Items listed in a dataset:
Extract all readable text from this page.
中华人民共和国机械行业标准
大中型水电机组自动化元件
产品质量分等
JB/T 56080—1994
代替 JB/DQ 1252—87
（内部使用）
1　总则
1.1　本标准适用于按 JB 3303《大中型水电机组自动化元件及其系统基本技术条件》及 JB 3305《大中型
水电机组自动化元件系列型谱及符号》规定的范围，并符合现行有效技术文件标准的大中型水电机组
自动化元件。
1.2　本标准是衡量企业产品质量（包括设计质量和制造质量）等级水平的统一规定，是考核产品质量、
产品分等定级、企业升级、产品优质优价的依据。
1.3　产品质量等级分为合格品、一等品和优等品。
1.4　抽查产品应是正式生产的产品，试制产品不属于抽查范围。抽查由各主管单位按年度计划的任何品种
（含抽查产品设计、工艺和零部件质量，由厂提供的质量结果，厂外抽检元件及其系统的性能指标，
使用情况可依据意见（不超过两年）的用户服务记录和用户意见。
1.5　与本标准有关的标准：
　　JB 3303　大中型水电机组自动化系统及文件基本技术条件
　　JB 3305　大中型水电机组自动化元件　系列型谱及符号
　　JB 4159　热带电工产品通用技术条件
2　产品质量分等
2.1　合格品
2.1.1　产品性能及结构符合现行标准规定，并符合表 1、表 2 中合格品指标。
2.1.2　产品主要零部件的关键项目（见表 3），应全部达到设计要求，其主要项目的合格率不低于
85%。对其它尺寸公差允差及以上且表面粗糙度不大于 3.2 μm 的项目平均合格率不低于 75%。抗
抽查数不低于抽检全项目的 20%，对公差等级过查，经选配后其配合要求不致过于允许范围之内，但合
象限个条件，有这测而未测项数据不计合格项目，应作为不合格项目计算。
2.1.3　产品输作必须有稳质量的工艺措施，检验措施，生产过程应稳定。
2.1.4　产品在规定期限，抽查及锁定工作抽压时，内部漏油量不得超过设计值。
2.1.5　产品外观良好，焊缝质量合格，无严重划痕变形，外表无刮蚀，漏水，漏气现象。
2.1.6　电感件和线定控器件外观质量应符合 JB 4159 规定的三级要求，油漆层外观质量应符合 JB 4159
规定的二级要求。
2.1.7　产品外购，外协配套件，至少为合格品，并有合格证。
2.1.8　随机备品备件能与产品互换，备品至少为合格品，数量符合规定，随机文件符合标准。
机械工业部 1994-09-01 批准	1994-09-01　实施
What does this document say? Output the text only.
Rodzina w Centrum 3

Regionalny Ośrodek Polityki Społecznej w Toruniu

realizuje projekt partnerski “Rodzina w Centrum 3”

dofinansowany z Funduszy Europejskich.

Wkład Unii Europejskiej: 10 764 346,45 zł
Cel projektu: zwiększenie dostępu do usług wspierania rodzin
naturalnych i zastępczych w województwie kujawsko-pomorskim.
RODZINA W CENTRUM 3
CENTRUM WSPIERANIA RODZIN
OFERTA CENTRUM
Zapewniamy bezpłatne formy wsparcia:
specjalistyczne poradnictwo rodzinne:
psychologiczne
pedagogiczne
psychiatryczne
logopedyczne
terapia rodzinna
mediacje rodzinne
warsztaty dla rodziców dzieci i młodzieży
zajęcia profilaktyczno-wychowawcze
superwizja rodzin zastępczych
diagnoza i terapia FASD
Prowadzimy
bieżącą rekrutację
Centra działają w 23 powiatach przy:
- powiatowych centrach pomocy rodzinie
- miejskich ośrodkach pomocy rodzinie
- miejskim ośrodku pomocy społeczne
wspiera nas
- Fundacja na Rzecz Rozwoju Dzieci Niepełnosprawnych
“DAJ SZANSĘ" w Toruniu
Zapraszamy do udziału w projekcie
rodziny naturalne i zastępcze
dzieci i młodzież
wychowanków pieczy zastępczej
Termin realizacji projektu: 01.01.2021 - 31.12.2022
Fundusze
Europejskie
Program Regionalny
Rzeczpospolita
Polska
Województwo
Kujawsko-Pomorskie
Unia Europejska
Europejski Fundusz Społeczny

EXERCISE REQUIREMENTS
Provide the count, and nothing else, of lines in the data above where the word "zastępczych" occurs.

SOLUTION BELOW
2